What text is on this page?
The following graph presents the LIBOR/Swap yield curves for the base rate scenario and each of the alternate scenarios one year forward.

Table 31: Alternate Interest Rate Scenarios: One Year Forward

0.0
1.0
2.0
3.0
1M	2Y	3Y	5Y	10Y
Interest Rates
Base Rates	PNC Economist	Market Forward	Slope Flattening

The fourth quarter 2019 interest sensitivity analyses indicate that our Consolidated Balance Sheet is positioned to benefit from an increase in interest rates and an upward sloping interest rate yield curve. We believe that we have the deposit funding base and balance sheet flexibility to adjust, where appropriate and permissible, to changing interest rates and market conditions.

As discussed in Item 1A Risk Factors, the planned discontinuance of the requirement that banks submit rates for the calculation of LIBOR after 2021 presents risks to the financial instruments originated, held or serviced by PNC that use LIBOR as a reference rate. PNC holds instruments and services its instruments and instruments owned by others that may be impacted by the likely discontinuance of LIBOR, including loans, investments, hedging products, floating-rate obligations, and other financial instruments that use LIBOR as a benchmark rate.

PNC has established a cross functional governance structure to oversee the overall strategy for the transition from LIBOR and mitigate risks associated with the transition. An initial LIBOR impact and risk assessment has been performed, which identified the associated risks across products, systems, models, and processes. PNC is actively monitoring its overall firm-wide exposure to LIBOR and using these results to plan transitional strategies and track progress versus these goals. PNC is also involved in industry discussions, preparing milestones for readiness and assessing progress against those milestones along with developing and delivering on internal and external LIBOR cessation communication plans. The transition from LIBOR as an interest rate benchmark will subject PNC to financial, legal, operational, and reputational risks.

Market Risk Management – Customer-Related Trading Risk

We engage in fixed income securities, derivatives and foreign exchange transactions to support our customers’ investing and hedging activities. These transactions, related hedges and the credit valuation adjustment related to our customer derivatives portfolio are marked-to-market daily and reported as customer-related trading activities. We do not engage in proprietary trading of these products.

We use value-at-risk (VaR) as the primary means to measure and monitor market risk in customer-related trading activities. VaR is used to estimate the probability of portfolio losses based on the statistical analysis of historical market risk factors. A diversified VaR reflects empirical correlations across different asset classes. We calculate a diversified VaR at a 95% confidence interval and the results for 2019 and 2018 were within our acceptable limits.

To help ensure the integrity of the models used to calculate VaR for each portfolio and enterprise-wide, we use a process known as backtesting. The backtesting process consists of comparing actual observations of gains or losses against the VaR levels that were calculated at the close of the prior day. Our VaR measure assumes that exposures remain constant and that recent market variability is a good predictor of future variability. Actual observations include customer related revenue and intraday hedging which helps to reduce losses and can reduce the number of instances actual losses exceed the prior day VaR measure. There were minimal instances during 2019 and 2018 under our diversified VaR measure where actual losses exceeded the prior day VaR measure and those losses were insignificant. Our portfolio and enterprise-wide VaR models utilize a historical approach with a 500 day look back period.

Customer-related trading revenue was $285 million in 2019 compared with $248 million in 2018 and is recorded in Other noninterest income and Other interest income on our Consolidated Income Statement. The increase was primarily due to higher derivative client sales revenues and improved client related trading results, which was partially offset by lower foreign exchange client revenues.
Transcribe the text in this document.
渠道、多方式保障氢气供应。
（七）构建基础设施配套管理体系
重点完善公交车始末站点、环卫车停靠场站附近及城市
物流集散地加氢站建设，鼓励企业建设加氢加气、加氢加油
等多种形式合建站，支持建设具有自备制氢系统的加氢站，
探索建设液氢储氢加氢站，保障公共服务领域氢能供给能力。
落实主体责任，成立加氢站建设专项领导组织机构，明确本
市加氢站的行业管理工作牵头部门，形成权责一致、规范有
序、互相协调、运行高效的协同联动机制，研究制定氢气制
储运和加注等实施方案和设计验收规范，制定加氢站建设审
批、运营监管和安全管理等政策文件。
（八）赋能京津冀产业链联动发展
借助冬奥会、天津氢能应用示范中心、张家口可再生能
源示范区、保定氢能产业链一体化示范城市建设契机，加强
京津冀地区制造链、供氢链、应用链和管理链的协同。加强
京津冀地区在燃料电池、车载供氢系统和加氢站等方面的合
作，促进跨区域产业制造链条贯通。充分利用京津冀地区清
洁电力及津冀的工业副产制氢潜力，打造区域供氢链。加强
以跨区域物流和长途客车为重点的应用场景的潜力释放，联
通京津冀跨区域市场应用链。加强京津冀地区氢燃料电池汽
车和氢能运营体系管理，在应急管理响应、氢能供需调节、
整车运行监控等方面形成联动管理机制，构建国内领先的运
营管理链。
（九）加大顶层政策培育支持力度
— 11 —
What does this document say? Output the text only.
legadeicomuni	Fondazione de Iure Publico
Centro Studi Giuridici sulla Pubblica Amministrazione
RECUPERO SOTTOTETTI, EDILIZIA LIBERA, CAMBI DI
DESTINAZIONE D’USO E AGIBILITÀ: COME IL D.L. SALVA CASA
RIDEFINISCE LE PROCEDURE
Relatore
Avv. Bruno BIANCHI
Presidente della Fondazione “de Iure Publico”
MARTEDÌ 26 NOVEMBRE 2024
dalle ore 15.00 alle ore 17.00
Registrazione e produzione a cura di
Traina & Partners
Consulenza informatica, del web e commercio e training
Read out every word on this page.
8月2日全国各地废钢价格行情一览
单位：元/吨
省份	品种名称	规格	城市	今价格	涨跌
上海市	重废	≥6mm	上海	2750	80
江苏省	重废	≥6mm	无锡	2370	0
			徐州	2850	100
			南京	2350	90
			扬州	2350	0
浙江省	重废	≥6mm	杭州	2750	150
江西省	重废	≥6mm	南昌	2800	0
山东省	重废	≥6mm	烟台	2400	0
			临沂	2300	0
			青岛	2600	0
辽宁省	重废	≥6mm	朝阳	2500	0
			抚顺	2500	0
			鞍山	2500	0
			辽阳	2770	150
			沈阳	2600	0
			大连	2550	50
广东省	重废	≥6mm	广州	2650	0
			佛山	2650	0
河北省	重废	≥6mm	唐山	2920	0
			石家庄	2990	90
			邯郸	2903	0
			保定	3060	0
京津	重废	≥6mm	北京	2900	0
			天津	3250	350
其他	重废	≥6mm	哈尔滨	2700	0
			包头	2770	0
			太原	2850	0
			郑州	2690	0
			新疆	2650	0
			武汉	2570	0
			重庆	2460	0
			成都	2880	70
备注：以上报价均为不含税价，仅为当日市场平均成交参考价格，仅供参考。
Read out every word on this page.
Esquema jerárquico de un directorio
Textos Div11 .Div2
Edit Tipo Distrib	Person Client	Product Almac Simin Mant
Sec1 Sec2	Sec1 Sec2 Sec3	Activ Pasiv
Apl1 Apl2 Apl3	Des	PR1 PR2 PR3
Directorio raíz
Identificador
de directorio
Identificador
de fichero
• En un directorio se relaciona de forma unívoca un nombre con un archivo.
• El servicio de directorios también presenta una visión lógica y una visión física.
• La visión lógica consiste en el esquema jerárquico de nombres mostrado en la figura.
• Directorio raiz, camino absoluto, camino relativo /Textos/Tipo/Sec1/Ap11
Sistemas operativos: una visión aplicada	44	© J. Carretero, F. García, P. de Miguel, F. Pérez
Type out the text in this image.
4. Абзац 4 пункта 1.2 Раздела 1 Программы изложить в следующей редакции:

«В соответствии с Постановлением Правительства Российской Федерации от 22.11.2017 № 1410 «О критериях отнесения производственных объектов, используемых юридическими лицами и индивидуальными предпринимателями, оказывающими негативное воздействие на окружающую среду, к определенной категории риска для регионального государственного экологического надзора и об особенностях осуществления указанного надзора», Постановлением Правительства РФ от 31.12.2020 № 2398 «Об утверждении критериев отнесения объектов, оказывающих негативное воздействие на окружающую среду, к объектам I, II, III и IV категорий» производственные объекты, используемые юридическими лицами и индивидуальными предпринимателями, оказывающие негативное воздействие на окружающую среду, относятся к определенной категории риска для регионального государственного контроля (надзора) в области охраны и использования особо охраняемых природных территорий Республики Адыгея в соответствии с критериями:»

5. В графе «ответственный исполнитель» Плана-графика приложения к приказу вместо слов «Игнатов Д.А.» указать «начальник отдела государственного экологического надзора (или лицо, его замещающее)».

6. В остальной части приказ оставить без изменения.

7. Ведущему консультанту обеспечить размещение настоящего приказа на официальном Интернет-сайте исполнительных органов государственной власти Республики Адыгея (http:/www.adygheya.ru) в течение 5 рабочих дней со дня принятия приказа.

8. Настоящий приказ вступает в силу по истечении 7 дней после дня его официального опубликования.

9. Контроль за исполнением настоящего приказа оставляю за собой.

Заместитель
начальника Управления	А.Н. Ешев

——————

• **The exercise**
Gather each line from the entries above that includes the word "What".

• **Exercise response**
What text is on this page?
What does this document say? Output the text only.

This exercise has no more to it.